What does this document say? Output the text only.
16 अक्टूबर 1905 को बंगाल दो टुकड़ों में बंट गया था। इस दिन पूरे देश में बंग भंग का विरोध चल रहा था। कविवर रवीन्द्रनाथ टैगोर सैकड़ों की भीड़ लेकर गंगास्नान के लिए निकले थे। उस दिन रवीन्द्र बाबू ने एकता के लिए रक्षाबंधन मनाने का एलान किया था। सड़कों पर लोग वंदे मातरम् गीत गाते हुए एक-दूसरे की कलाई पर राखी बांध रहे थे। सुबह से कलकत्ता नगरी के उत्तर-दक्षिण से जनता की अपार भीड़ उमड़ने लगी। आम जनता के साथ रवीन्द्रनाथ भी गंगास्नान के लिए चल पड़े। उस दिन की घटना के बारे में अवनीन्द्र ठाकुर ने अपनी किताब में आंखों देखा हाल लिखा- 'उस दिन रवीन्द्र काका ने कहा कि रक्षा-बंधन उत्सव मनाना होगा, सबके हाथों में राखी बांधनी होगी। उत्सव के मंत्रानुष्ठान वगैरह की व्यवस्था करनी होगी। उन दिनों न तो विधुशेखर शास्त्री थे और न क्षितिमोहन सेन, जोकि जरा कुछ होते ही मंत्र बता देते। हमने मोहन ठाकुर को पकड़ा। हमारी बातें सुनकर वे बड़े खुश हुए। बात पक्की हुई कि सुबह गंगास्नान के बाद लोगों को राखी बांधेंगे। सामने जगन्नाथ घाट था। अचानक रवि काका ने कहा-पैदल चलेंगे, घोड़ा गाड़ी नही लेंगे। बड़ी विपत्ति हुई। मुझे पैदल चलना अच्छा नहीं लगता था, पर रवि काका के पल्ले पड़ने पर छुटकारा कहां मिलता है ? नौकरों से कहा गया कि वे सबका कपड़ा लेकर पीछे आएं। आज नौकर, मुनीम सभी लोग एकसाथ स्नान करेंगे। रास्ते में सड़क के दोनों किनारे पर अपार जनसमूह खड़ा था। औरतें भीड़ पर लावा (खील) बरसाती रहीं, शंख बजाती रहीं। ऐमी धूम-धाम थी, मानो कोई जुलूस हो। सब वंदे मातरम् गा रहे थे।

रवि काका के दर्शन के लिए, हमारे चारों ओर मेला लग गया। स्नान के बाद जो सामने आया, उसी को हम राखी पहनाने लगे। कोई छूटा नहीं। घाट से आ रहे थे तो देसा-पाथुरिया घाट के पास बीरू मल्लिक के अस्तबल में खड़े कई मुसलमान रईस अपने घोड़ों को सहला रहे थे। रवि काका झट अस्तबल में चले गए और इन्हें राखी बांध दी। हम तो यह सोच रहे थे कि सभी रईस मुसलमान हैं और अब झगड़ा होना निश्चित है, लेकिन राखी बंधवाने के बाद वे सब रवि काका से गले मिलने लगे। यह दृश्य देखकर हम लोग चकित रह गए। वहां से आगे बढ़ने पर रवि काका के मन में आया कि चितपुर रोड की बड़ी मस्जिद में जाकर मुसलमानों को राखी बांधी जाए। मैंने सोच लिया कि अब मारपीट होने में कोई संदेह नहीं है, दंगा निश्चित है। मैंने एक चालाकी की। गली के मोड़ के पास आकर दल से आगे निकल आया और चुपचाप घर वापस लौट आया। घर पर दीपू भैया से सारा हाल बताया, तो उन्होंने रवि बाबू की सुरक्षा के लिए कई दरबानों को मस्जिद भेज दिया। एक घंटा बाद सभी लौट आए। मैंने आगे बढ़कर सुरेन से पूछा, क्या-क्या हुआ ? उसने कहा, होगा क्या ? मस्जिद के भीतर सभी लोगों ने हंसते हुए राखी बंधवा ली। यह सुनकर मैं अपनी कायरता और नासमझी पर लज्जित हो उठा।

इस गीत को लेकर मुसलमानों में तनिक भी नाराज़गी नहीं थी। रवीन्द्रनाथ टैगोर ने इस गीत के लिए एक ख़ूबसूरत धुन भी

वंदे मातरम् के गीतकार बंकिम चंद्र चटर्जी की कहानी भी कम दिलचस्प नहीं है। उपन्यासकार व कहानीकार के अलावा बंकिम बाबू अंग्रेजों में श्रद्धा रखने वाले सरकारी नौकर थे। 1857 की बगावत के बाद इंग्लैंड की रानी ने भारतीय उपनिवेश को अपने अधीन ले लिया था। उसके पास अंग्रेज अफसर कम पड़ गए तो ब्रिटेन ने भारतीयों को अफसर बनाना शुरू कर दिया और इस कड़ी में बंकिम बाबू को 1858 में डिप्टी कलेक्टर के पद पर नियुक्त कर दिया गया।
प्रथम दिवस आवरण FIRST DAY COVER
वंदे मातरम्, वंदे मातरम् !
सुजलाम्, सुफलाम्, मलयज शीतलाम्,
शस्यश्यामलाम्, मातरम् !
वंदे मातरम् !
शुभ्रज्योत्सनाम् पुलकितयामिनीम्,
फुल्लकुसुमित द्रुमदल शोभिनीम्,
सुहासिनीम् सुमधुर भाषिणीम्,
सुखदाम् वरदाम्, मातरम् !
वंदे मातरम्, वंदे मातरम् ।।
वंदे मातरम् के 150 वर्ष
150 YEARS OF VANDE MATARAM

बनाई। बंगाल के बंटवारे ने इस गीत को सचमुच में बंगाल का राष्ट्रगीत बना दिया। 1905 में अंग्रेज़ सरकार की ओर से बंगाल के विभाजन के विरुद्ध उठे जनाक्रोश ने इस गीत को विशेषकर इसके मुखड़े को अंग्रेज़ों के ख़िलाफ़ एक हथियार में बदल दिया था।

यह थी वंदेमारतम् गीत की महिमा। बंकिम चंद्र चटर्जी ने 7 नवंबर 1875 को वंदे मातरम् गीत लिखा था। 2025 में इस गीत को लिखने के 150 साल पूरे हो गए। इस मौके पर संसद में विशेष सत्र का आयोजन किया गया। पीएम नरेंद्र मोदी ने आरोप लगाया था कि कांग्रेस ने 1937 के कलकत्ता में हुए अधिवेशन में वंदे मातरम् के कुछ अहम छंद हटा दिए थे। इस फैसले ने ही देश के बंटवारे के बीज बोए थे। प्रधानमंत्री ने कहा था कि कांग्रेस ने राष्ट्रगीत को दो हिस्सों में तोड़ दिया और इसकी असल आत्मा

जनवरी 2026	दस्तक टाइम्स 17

**Do this:** Each entry above is to be set down again in exactly the same words.

**Exercise output:**
What does this document say? Output the text only.
16 अक्टूबर 1905 को बंगाल दो टुकड़ों में बंट गया था। इस दिन पूरे देश में बंग भंग का विरोध चल रहा था। कविवर रवीन्द्रनाथ टैगोर सैकड़ों की भीड़ लेकर गंगास्नान के लिए निकले थे। उस दिन रवीन्द्र बाबू ने एकता के लिए रक्षाबंधन मनाने का एलान किया था। सड़कों पर लोग वंदे मातरम् गीत गाते हुए एक-दूसरे की कलाई पर राखी बांध रहे थे। सुबह से कलकत्ता नगरी के उत्तर-दक्षिण से जनता की अपार भीड़ उमड़ने लगी। आम जनता के साथ रवीन्द्रनाथ भी गंगास्नान के लिए चल पड़े। उस दिन की घटना के बारे में अवनीन्द्र ठाकुर ने अपनी किताब में आंखों देखा हाल लिखा- 'उस दिन रवीन्द्र काका ने कहा कि रक्षा-बंधन उत्सव मनाना होगा, सबके हाथों में राखी बांधनी होगी। उत्सव के मंत्रानुष्ठान वगैरह की व्यवस्था करनी होगी। उन दिनों न तो विधुशेखर शास्त्री थे और न क्षितिमोहन सेन, जोकि जरा कुछ होते ही मंत्र बता देते। हमने मोहन ठाकुर को पकड़ा। हमारी बातें सुनकर वे बड़े खुश हुए। बात पक्की हुई कि सुबह गंगास्नान के बाद लोगों को राखी बांधेंगे। सामने जगन्नाथ घाट था। अचानक रवि काका ने कहा-पैदल चलेंगे, घोड़ा गाड़ी नही लेंगे। बड़ी विपत्ति हुई। मुझे पैदल चलना अच्छा नहीं लगता था, पर रवि काका के पल्ले पड़ने पर छुटकारा कहां मिलता है ? नौकरों से कहा गया कि वे सबका कपड़ा लेकर पीछे आएं। आज नौकर, मुनीम सभी लोग एकसाथ स्नान करेंगे। रास्ते में सड़क के दोनों किनारे पर अपार जनसमूह खड़ा था। औरतें भीड़ पर लावा (खील) बरसाती रहीं, शंख बजाती रहीं। ऐमी धूम-धाम थी, मानो कोई जुलूस हो। सब वंदे मातरम् गा रहे थे।

रवि काका के दर्शन के लिए, हमारे चारों ओर मेला लग गया। स्नान के बाद जो सामने आया, उसी को हम राखी पहनाने लगे। कोई छूटा नहीं। घाट से आ रहे थे तो देसा-पाथुरिया घाट के पास बीरू मल्लिक के अस्तबल में खड़े कई मुसलमान रईस अपने घोड़ों को सहला रहे थे। रवि काका झट अस्तबल में चले गए और इन्हें राखी बांध दी। हम तो यह सोच रहे थे कि सभी रईस मुसलमान हैं और अब झगड़ा होना निश्चित है, लेकिन राखी बंधवाने के बाद वे सब रवि काका से गले मिलने लगे। यह दृश्य देखकर हम लोग चकित रह गए। वहां से आगे बढ़ने पर रवि काका के मन में आया कि चितपुर रोड की बड़ी मस्जिद में जाकर मुसलमानों को राखी बांधी जाए। मैंने सोच लिया कि अब मारपीट होने में कोई संदेह नहीं है, दंगा निश्चित है। मैंने एक चालाकी की। गली के मोड़ के पास आकर दल से आगे निकल आया और चुपचाप घर वापस लौट आया। घर पर दीपू भैया से सारा हाल बताया, तो उन्होंने रवि बाबू की सुरक्षा के लिए कई दरबानों को मस्जिद भेज दिया। एक घंटा बाद सभी लौट आए। मैंने आगे बढ़कर सुरेन से पूछा, क्या-क्या हुआ ? उसने कहा, होगा क्या ? मस्जिद के भीतर सभी लोगों ने हंसते हुए राखी बंधवा ली। यह सुनकर मैं अपनी कायरता और नासमझी पर लज्जित हो उठा।

इस गीत को लेकर मुसलमानों में तनिक भी नाराज़गी नहीं थी। रवीन्द्रनाथ टैगोर ने इस गीत के लिए एक ख़ूबसूरत धुन भी

वंदे मातरम् के गीतकार बंकिम चंद्र चटर्जी की कहानी भी कम दिलचस्प नहीं है। उपन्यासकार व कहानीकार के अलावा बंकिम बाबू अंग्रेजों में श्रद्धा रखने वाले सरकारी नौकर थे। 1857 की बगावत के बाद इंग्लैंड की रानी ने भारतीय उपनिवेश को अपने अधीन ले लिया था। उसके पास अंग्रेज अफसर कम पड़ गए तो ब्रिटेन ने भारतीयों को अफसर बनाना शुरू कर दिया और इस कड़ी में बंकिम बाबू को 1858 में डिप्टी कलेक्टर के पद पर नियुक्त कर दिया गया।
प्रथम दिवस आवरण FIRST DAY COVER
वंदे मातरम्, वंदे मातरम् !
सुजलाम्, सुफलाम्, मलयज शीतलाम्,
शस्यश्यामलाम्, मातरम् !
वंदे मातरम् !
शुभ्रज्योत्सनाम् पुलकितयामिनीम्,
फुल्लकुसुमित द्रुमदल शोभिनीम्,
सुहासिनीम् सुमधुर भाषिणीम्,
सुखदाम् वरदाम्, मातरम् !
वंदे मातरम्, वंदे मातरम् ।।
वंदे मातरम् के 150 वर्ष
150 YEARS OF VANDE MATARAM

बनाई। बंगाल के बंटवारे ने इस गीत को सचमुच में बंगाल का राष्ट्रगीत बना दिया। 1905 में अंग्रेज़ सरकार की ओर से बंगाल के विभाजन के विरुद्ध उठे जनाक्रोश ने इस गीत को विशेषकर इसके मुखड़े को अंग्रेज़ों के ख़िलाफ़ एक हथियार में बदल दिया था।

यह थी वंदेमारतम् गीत की महिमा। बंकिम चंद्र चटर्जी ने 7 नवंबर 1875 को वंदे मातरम् गीत लिखा था। 2025 में इस गीत को लिखने के 150 साल पूरे हो गए। इस मौके पर संसद में विशेष सत्र का आयोजन किया गया। पीएम नरेंद्र मोदी ने आरोप लगाया था कि कांग्रेस ने 1937 के कलकत्ता में हुए अधिवेशन में वंदे मातरम् के कुछ अहम छंद हटा दिए थे। इस फैसले ने ही देश के बंटवारे के बीज बोए थे। प्रधानमंत्री ने कहा था कि कांग्रेस ने राष्ट्रगीत को दो हिस्सों में तोड़ दिया और इसकी असल आत्मा

जनवरी 2026	दस्तक टाइम्स 17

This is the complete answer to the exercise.